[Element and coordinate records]
#####

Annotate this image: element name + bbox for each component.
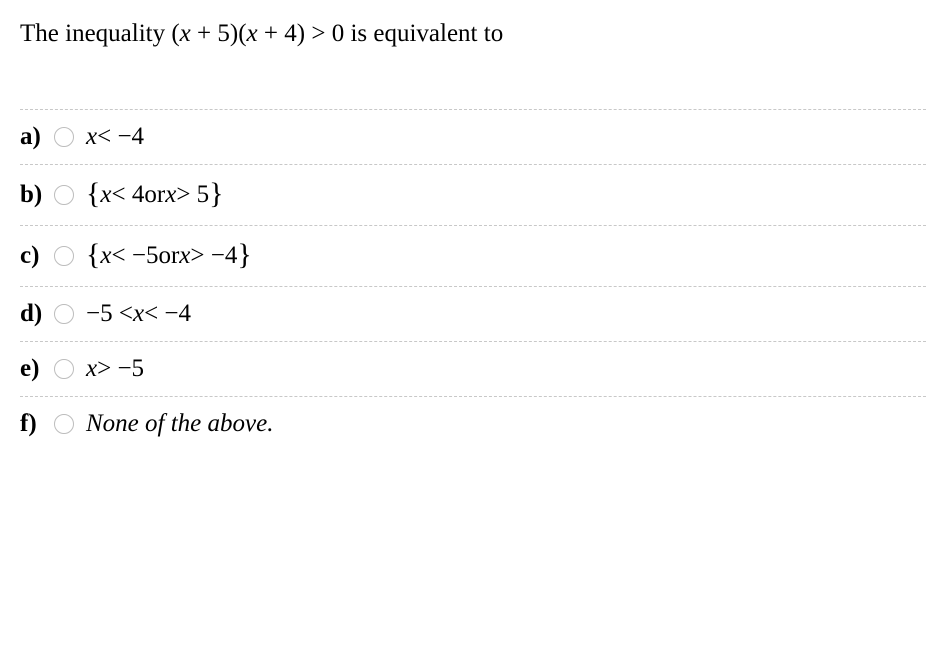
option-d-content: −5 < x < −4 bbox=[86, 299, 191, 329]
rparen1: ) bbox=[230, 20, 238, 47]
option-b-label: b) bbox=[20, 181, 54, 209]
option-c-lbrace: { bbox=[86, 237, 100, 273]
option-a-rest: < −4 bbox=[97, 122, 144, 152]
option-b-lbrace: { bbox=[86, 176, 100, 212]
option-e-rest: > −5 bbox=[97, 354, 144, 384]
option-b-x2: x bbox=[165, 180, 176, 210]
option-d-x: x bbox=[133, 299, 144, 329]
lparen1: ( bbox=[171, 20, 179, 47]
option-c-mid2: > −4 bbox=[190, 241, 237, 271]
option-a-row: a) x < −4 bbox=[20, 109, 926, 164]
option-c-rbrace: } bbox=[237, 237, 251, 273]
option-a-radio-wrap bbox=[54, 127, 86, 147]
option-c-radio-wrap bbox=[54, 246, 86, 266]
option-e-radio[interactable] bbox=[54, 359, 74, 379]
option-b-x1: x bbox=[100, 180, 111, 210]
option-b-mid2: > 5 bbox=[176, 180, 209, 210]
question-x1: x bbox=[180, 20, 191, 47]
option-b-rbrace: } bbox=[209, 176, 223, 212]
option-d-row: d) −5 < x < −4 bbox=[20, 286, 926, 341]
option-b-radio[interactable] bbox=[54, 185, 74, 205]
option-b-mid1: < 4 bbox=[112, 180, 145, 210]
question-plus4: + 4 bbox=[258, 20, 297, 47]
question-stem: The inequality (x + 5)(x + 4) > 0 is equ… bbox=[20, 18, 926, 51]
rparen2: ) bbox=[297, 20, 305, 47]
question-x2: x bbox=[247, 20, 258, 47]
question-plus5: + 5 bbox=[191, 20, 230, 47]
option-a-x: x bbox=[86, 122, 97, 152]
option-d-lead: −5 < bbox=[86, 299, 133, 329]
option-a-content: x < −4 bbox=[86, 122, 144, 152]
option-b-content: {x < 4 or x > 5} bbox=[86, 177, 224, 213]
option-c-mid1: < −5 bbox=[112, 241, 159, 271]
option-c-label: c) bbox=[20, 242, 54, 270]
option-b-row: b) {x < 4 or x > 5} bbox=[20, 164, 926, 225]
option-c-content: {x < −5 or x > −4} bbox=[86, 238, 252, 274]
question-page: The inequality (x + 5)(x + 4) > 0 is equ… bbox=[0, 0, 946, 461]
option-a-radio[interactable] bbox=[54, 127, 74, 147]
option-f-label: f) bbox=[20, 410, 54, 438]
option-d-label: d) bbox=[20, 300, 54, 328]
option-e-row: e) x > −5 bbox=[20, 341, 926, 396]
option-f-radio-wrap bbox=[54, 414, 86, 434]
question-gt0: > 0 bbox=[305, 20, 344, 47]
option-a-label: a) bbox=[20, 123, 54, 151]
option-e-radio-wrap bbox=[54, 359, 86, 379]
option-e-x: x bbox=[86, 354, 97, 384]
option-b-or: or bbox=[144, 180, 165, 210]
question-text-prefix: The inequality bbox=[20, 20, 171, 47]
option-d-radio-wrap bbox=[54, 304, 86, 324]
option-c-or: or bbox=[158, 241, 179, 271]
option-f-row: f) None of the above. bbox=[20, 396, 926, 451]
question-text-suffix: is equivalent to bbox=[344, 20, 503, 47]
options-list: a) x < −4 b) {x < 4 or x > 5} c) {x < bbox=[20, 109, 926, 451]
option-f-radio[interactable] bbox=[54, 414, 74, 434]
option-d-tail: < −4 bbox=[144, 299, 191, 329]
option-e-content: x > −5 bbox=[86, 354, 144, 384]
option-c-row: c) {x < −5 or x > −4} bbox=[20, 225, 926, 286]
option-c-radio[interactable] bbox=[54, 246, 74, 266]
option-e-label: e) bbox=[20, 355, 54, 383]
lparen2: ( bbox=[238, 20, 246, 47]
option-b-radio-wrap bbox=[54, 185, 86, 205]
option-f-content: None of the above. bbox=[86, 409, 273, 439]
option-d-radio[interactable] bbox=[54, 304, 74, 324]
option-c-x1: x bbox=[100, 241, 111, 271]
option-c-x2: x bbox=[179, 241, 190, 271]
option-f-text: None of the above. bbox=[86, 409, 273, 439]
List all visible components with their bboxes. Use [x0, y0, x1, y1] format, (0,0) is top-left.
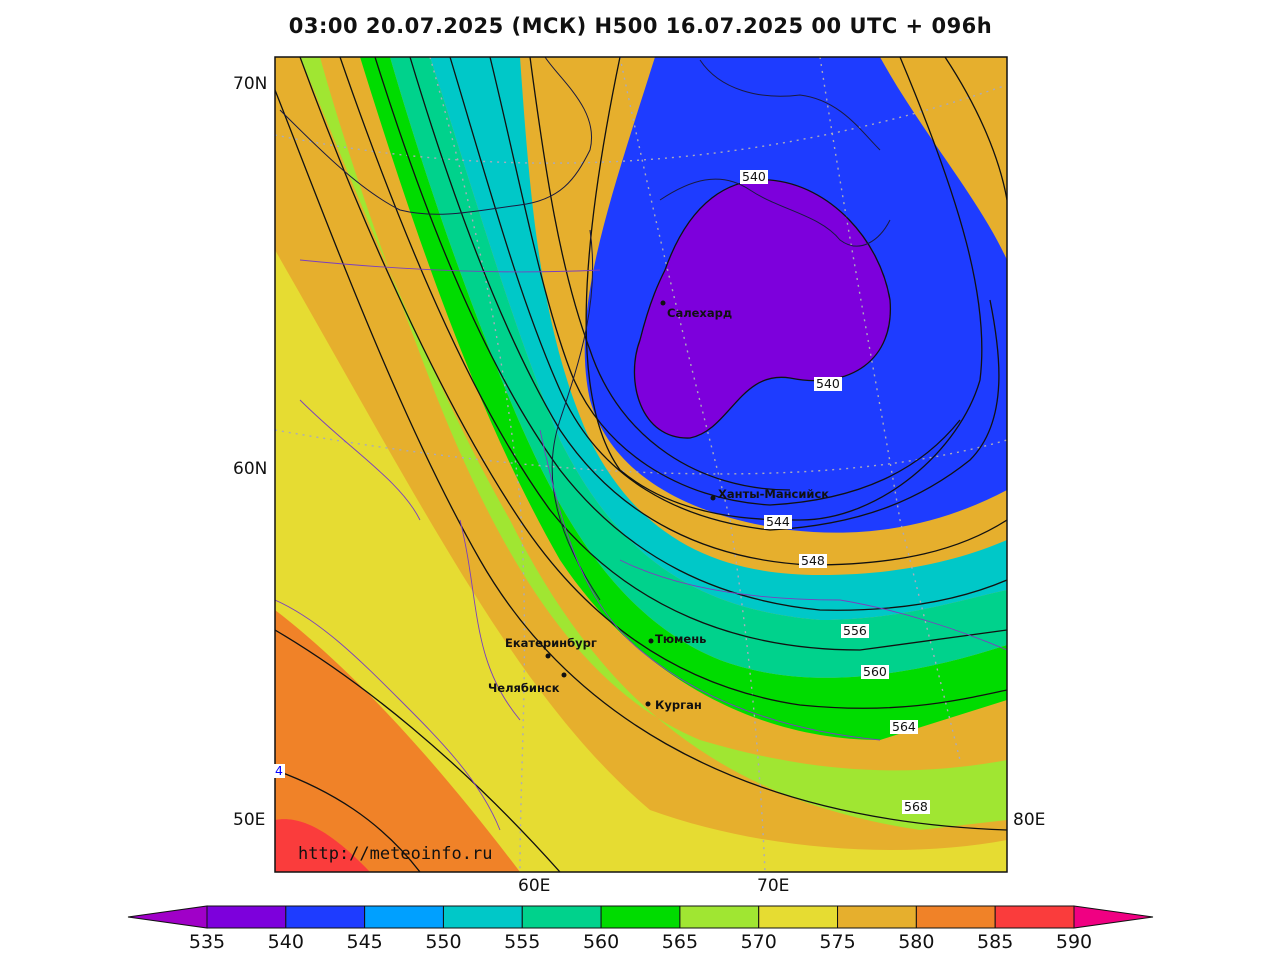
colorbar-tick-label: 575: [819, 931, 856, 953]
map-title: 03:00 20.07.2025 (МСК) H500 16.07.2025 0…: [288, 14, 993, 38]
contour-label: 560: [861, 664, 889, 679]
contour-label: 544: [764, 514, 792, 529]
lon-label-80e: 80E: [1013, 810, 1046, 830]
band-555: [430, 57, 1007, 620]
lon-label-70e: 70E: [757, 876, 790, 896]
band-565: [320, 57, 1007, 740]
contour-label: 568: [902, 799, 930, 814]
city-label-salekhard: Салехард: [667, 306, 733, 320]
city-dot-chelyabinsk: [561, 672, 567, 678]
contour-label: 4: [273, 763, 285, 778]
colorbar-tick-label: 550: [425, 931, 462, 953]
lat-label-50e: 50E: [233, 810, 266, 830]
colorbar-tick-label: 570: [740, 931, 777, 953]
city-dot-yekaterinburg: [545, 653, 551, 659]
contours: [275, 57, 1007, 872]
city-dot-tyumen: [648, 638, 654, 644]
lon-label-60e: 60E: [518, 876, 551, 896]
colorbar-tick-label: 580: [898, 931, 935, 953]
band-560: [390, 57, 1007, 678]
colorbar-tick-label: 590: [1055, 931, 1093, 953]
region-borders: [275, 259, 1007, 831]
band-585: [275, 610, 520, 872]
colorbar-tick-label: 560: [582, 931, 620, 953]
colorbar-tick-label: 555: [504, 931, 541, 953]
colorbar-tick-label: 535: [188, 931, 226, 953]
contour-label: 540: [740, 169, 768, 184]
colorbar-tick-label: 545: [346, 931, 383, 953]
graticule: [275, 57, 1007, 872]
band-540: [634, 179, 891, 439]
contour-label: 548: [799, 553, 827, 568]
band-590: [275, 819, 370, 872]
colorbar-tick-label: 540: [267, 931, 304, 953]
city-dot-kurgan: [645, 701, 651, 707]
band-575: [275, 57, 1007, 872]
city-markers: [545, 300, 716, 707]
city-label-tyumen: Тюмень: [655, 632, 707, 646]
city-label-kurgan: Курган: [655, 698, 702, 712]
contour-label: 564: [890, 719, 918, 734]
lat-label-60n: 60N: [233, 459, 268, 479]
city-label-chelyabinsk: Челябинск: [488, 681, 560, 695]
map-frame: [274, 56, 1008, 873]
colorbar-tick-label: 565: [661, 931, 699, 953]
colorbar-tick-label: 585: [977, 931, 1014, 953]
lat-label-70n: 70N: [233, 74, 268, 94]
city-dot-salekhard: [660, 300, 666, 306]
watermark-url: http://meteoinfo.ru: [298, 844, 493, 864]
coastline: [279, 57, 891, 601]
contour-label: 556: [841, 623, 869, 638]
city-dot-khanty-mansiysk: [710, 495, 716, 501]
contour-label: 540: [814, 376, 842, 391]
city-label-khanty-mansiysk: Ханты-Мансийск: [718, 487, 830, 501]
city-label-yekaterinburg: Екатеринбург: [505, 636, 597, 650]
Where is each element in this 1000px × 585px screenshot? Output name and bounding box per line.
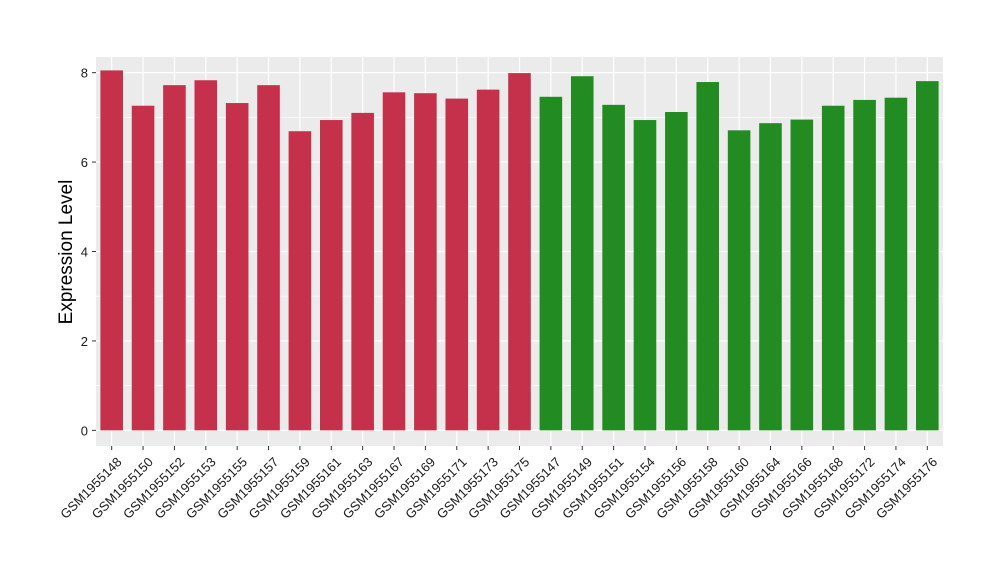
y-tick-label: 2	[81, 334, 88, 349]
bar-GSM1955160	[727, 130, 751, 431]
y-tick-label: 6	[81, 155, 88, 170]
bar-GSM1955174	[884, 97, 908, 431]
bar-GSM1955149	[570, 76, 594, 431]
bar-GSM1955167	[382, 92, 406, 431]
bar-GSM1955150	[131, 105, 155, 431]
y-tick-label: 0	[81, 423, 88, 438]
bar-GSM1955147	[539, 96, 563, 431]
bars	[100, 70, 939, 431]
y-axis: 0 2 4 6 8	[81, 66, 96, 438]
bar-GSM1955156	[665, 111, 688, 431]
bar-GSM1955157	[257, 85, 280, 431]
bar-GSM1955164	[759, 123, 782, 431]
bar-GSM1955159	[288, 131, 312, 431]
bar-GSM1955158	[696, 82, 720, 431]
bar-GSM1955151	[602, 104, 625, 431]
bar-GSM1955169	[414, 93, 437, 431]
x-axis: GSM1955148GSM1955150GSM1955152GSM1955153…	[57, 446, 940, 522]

#####

=== TASK DESCRIPTION ===
Report every line of the rows above that contains the string "mansiysk", matching case exactly.

=== TASK OUTPUT ===
city-dot-khanty-mansiysk: [710, 495, 716, 501]
city-label-khanty-mansiysk: Ханты-Мансийск: [718, 487, 830, 501]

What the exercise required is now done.